▶ Given problem
Your task is to copy every line of this material exactly.

▶ Supplied data
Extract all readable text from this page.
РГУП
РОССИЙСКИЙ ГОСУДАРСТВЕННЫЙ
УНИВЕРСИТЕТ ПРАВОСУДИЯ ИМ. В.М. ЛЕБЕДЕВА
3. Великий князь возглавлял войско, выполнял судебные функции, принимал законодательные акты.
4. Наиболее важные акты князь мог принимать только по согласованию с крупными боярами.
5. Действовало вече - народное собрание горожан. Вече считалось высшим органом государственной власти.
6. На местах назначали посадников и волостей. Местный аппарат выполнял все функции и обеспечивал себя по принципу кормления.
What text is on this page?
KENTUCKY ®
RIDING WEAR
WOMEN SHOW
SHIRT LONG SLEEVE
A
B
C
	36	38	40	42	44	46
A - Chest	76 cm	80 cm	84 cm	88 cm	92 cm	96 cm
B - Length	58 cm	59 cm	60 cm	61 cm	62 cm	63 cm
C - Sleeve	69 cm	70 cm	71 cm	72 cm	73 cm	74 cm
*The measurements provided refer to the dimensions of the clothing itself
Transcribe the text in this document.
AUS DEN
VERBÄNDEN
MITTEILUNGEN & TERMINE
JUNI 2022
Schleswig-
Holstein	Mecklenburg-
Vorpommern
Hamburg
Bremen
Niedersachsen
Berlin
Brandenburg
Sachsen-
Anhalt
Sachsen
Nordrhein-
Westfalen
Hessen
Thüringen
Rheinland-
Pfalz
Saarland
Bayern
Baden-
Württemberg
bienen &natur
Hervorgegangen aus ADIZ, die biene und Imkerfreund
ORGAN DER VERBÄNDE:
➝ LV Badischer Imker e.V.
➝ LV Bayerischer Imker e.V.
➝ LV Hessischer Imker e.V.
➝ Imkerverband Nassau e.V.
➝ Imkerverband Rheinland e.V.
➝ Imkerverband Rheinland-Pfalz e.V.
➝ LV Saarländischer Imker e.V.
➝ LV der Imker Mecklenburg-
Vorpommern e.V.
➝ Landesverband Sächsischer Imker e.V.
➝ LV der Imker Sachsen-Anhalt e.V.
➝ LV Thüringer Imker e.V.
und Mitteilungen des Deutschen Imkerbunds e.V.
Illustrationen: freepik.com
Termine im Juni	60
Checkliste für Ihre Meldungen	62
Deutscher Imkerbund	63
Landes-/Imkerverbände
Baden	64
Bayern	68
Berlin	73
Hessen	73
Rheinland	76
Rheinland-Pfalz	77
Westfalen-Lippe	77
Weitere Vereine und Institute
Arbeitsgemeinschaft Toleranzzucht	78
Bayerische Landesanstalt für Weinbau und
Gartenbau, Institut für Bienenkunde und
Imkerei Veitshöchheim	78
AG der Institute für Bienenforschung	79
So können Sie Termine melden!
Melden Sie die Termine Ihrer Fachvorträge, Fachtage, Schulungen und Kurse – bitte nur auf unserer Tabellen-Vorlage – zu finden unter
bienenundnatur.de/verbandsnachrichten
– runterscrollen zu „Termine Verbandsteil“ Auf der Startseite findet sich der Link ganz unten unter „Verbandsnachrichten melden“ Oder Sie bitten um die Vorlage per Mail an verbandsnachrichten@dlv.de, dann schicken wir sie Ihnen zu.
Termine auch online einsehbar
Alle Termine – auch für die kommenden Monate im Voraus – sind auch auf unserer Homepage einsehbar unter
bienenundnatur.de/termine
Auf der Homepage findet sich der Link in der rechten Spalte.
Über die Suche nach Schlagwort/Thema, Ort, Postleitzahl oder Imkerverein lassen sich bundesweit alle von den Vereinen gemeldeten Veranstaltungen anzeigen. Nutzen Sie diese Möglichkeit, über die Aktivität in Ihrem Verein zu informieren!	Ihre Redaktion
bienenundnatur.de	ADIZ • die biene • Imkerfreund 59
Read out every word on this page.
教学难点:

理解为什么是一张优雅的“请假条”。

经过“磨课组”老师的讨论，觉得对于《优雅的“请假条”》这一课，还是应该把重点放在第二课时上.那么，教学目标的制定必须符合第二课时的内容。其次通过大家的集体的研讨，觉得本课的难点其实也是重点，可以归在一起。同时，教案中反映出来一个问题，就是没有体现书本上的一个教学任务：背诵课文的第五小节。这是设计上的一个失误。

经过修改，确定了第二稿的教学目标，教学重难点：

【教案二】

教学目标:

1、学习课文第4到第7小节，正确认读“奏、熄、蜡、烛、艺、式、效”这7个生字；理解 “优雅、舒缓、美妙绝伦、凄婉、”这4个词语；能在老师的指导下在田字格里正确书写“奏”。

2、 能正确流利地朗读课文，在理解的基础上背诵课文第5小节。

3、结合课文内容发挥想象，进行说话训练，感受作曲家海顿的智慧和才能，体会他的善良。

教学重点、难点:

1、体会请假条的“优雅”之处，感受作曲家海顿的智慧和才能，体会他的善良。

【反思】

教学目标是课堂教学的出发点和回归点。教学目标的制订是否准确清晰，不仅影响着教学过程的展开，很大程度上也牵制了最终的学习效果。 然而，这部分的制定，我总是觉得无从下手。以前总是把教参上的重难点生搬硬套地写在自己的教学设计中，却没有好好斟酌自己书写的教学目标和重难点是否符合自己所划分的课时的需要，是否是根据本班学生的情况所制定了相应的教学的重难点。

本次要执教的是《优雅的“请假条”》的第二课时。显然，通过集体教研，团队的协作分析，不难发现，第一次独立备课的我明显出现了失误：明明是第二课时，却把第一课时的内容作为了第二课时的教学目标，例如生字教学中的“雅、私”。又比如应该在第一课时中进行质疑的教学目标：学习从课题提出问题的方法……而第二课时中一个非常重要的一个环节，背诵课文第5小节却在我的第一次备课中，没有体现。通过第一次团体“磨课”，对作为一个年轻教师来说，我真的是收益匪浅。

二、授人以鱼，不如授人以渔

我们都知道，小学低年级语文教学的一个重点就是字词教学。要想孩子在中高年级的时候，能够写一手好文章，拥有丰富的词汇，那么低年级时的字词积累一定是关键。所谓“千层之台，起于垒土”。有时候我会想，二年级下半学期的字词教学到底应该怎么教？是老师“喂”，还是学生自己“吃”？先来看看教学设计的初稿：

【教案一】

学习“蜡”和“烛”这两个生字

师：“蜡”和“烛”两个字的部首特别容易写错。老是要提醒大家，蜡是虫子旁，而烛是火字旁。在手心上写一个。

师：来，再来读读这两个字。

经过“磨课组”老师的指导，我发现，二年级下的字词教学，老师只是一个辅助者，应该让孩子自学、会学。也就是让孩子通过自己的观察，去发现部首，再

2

▶ The output
Extract all readable text from this page.
РГУП
РОССИЙСКИЙ ГОСУДАРСТВЕННЫЙ
УНИВЕРСИТЕТ ПРАВОСУДИЯ ИМ. В.М. ЛЕБЕДЕВА
3. Великий князь возглавлял войско, выполнял судебные функции, принимал законодательные акты.
4. Наиболее важные акты князь мог принимать только по согласованию с крупными боярами.
5. Действовало вече - народное собрание горожан. Вече считалось высшим органом государственной власти.
6. На местах назначали посадников и волостей. Местный аппарат выполнял все функции и обеспечивал себя по принципу кормления.
What text is on this page?
KENTUCKY ®
RIDING WEAR
WOMEN SHOW
SHIRT LONG SLEEVE
A
B
C
	36	38	40	42	44	46
A - Chest	76 cm	80 cm	84 cm	88 cm	92 cm	96 cm
B - Length	58 cm	59 cm	60 cm	61 cm	62 cm	63 cm
C - Sleeve	69 cm	70 cm	71 cm	72 cm	73 cm	74 cm
*The measurements provided refer to the dimensions of the clothing itself
Transcribe the text in this document.
AUS DEN
VERBÄNDEN
MITTEILUNGEN & TERMINE
JUNI 2022
Schleswig-
Holstein	Mecklenburg-
Vorpommern
Hamburg
Bremen
Niedersachsen
Berlin
Brandenburg
Sachsen-
Anhalt
Sachsen
Nordrhein-
Westfalen
Hessen
Thüringen
Rheinland-
Pfalz
Saarland
Bayern
Baden-
Württemberg
bienen &natur
Hervorgegangen aus ADIZ, die biene und Imkerfreund
ORGAN DER VERBÄNDE:
➝ LV Badischer Imker e.V.
➝ LV Bayerischer Imker e.V.
➝ LV Hessischer Imker e.V.
➝ Imkerverband Nassau e.V.
➝ Imkerverband Rheinland e.V.
➝ Imkerverband Rheinland-Pfalz e.V.
➝ LV Saarländischer Imker e.V.
➝ LV der Imker Mecklenburg-
Vorpommern e.V.
➝ Landesverband Sächsischer Imker e.V.
➝ LV der Imker Sachsen-Anhalt e.V.
➝ LV Thüringer Imker e.V.
und Mitteilungen des Deutschen Imkerbunds e.V.
Illustrationen: freepik.com
Termine im Juni	60
Checkliste für Ihre Meldungen	62
Deutscher Imkerbund	63
Landes-/Imkerverbände
Baden	64
Bayern	68
Berlin	73
Hessen	73
Rheinland	76
Rheinland-Pfalz	77
Westfalen-Lippe	77
Weitere Vereine und Institute
Arbeitsgemeinschaft Toleranzzucht	78
Bayerische Landesanstalt für Weinbau und
Gartenbau, Institut für Bienenkunde und
Imkerei Veitshöchheim	78
AG der Institute für Bienenforschung	79
So können Sie Termine melden!
Melden Sie die Termine Ihrer Fachvorträge, Fachtage, Schulungen und Kurse – bitte nur auf unserer Tabellen-Vorlage – zu finden unter
bienenundnatur.de/verbandsnachrichten
– runterscrollen zu „Termine Verbandsteil“ Auf der Startseite findet sich der Link ganz unten unter „Verbandsnachrichten melden“ Oder Sie bitten um die Vorlage per Mail an verbandsnachrichten@dlv.de, dann schicken wir sie Ihnen zu.
Termine auch online einsehbar
Alle Termine – auch für die kommenden Monate im Voraus – sind auch auf unserer Homepage einsehbar unter
bienenundnatur.de/termine
Auf der Homepage findet sich der Link in der rechten Spalte.
Über die Suche nach Schlagwort/Thema, Ort, Postleitzahl oder Imkerverein lassen sich bundesweit alle von den Vereinen gemeldeten Veranstaltungen anzeigen. Nutzen Sie diese Möglichkeit, über die Aktivität in Ihrem Verein zu informieren!	Ihre Redaktion
bienenundnatur.de	ADIZ • die biene • Imkerfreund 59
Read out every word on this page.
教学难点:

理解为什么是一张优雅的“请假条”。

经过“磨课组”老师的讨论，觉得对于《优雅的“请假条”》这一课，还是应该把重点放在第二课时上.那么，教学目标的制定必须符合第二课时的内容。其次通过大家的集体的研讨，觉得本课的难点其实也是重点，可以归在一起。同时，教案中反映出来一个问题，就是没有体现书本上的一个教学任务：背诵课文的第五小节。这是设计上的一个失误。

经过修改，确定了第二稿的教学目标，教学重难点：

【教案二】

教学目标:

1、学习课文第4到第7小节，正确认读“奏、熄、蜡、烛、艺、式、效”这7个生字；理解 “优雅、舒缓、美妙绝伦、凄婉、”这4个词语；能在老师的指导下在田字格里正确书写“奏”。

2、 能正确流利地朗读课文，在理解的基础上背诵课文第5小节。

3、结合课文内容发挥想象，进行说话训练，感受作曲家海顿的智慧和才能，体会他的善良。

教学重点、难点:

1、体会请假条的“优雅”之处，感受作曲家海顿的智慧和才能，体会他的善良。

【反思】

教学目标是课堂教学的出发点和回归点。教学目标的制订是否准确清晰，不仅影响着教学过程的展开，很大程度上也牵制了最终的学习效果。 然而，这部分的制定，我总是觉得无从下手。以前总是把教参上的重难点生搬硬套地写在自己的教学设计中，却没有好好斟酌自己书写的教学目标和重难点是否符合自己所划分的课时的需要，是否是根据本班学生的情况所制定了相应的教学的重难点。

本次要执教的是《优雅的“请假条”》的第二课时。显然，通过集体教研，团队的协作分析，不难发现，第一次独立备课的我明显出现了失误：明明是第二课时，却把第一课时的内容作为了第二课时的教学目标，例如生字教学中的“雅、私”。又比如应该在第一课时中进行质疑的教学目标：学习从课题提出问题的方法……而第二课时中一个非常重要的一个环节，背诵课文第5小节却在我的第一次备课中，没有体现。通过第一次团体“磨课”，对作为一个年轻教师来说，我真的是收益匪浅。

二、授人以鱼，不如授人以渔

我们都知道，小学低年级语文教学的一个重点就是字词教学。要想孩子在中高年级的时候，能够写一手好文章，拥有丰富的词汇，那么低年级时的字词积累一定是关键。所谓“千层之台，起于垒土”。有时候我会想，二年级下半学期的字词教学到底应该怎么教？是老师“喂”，还是学生自己“吃”？先来看看教学设计的初稿：

【教案一】

学习“蜡”和“烛”这两个生字

师：“蜡”和“烛”两个字的部首特别容易写错。老是要提醒大家，蜡是虫子旁，而烛是火字旁。在手心上写一个。

师：来，再来读读这两个字。

经过“磨课组”老师的指导，我发现，二年级下的字词教学，老师只是一个辅助者，应该让孩子自学、会学。也就是让孩子通过自己的观察，去发现部首，再

2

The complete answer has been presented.